━━ Supplied passage

Taking Back God
(Farrar, Straus & Giroux; now in paperback from Counterpoint) is an account of the surge of women in this country rising up and demanding religious equality. These women love their religion but hate their second-class status within it.
Read the transcript--or listen to the podcast--of my conversation about women "taking back God" on National Public Radio
in March 2010.
I met with Catholics, evangelical Protestants, mainline Protestants, Muslims, and observant Jews. These women seek the same meaningful spiritual connections enjoyed by their brothers, fathers, husbands, and sons. They are critical of their faith’s male-oriented theology and liturgy. They reject the traditional interpretations of their religious tradition that give women a different, and to their minds lesser, status.
I show that these women are not abandoning religion. Rather, they are taking back their faith and making it stronger. They are transforming religion while maintaining tradition.
For example, there is a network of Catholic women who are illicitly ordained as priests. Evangelical Protestant women are engaging in serious, high-level Bible study in which they challenge Scriptural interpretations that place husbands as heads over wives, who are instructed to be subservient. Mainline Protestant women are gaining leadership positions, giving them more of a say in whether or not their theology and rituals include women.
Meanwhile, Muslim women are participating in prayer services in which a woman recites the sermon and women pray adjacent to men, not behind them. Observant Jewish women are attending prayer services in which the curtain dividing the women from the men is pushed aside so that a woman can chant the words of the Torah.
These women know that religion, when practiced together with a commitment to gender equality, can empower women rather than limit them. And when women are fully included, their religion becomes more durable.
The conflict these women face--honoring tradition while expanding it to synchronize with modern values--is ultimately one that all
people of faith grapple with today.
"It is a joy to find a book on women and religion that speaks from the point of view of religious women--women who love not just their spirituality but organized religion, who care about tradition and ritual, and who hear the voice of egalitarianism as divine. At last, a treatment of Islamic gender debates which does not isolate Islam from other religions, or assume that Muslims are inherently more sexist than others. This book is a sincere attempt to understand, in a broad, generous, interfaith perspective, the concerns of religious women for equality and justice."
--Mohja Kahf, associate professor, Middle East and Islamic Studies Program, University of Arkansas;
and author of The Girl in the Tangerine Scarf
"Rich in anecdote, careful in analyses, strong in message, this highly readable and sophisticated text not only will inform the public at large but also chart the way forward for so many women who have chosen to take this journey."
--Blu Greenberg, author of On Women and Judaism and founding president of the Jewish Orthodox Feminist Alliance
"Taking Back God
is an enlightening, inspiring look at how our faiths can--and should--reflect our highest ideals about morality and God.

━━━━

Goal 1: According to the book description, which religious groups did the author meet with?

━━ Record extracts

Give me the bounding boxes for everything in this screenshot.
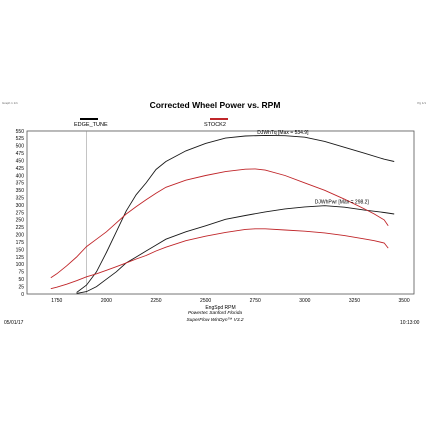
x-tick-label: 2250	[150, 298, 161, 304]
y-tick-label: 75	[18, 270, 24, 276]
series-line-edge-tune-djwhpwr	[76, 205, 395, 294]
y-tick-label: 100	[16, 262, 25, 268]
y-tick-label: 375	[16, 181, 25, 187]
y-tick-label: 300	[16, 203, 25, 209]
x-tick-label: 3500	[399, 298, 410, 304]
y-tick-label: 125	[16, 255, 25, 261]
y-tick-label: 475	[16, 151, 25, 157]
footer-time: 10:13:00	[400, 320, 420, 326]
y-tick-label: 400	[16, 173, 25, 179]
x-tick-label: 2500	[200, 298, 211, 304]
x-tick-label: 3000	[299, 298, 310, 304]
y-tick-label: 175	[16, 240, 25, 246]
y-tick-label: 350	[16, 188, 25, 194]
annotation-label: DJWhTq [Max = 534.9]	[257, 130, 309, 136]
y-tick-label: 200	[16, 233, 25, 239]
legend-label: EDGE_TUNE	[74, 122, 108, 128]
annotation-layer: DJWhTq [Max = 534.9] DJWhPwr [Max = 298.2…	[257, 130, 369, 205]
x-axis-label: EngSpd RPM	[205, 305, 235, 311]
y-tick-label: 275	[16, 210, 25, 216]
y-tick-label: 50	[18, 277, 24, 283]
y-tick-label: 425	[16, 166, 25, 172]
series-layer	[50, 134, 395, 294]
y-tick-label: 250	[16, 218, 25, 224]
y-tick-label: 325	[16, 195, 25, 201]
footer-date: 05/01/17	[4, 320, 24, 326]
corner-label-left: Graph 1 1/1	[2, 101, 18, 105]
series-line-edge-tune-djwhtq	[76, 134, 395, 293]
y-tick-label: 500	[16, 144, 25, 150]
x-tick-label: 2750	[250, 298, 261, 304]
x-tick-label: 2000	[101, 298, 112, 304]
legend-layer: EDGE_TUNE STOCK2	[74, 118, 228, 128]
axis-layer: 0255075100125150175200225250275300325350…	[16, 129, 415, 311]
footer-shop-name: Powertec Sanford Florida	[187, 311, 243, 316]
y-tick-label: 150	[16, 247, 25, 253]
x-tick-label: 3250	[349, 298, 360, 304]
chart-title: Corrected Wheel Power vs. RPM	[149, 100, 281, 110]
annotation-label: DJWhPwr [Max = 298.2]	[315, 199, 370, 205]
y-tick-label: 550	[16, 129, 25, 135]
y-tick-label: 0	[21, 292, 24, 298]
corner-label-right: Pg 1/1	[417, 101, 426, 105]
y-tick-label: 450	[16, 158, 25, 164]
footer-software: SuperFlow WinDyn™ V3.2	[186, 318, 244, 323]
series-line-stock2-djwhpwr	[50, 228, 389, 290]
y-tick-label: 225	[16, 225, 25, 231]
x-tick-label: 1750	[51, 298, 62, 304]
y-tick-label: 25	[18, 284, 24, 290]
legend-label: STOCK2	[204, 122, 226, 128]
y-tick-label: 525	[16, 136, 25, 142]
plot-frame	[26, 130, 415, 295]
series-line-stock2-djwhtq	[50, 168, 389, 279]
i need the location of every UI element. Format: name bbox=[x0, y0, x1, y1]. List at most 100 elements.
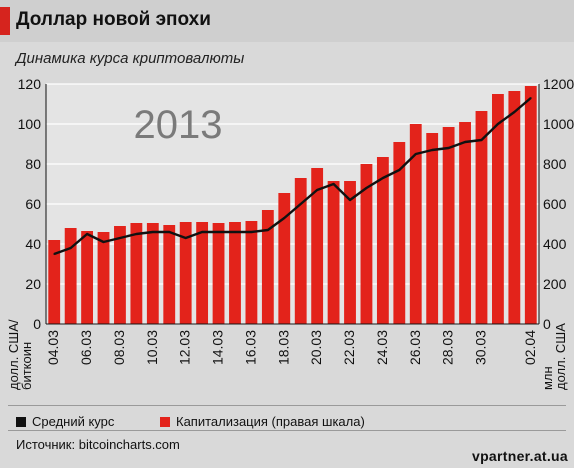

━━━━

Goal 2: Quote the lines of the rows verbatim, beginning at the line that contains "298, 161, 304]" and stopping after the line that contains "203, 25, 209]".

Complete answer 1: Catholics, evangelical Protestants, mainline Protestants, Muslims, and observant Jews.

Complete answer 2:
x-tick-label: 2250	[150, 298, 161, 304]
y-tick-label: 75	[18, 270, 24, 276]
series-line-edge-tune-djwhpwr	[76, 205, 395, 294]
y-tick-label: 100	[16, 262, 25, 268]
y-tick-label: 375	[16, 181, 25, 187]
y-tick-label: 300	[16, 203, 25, 209]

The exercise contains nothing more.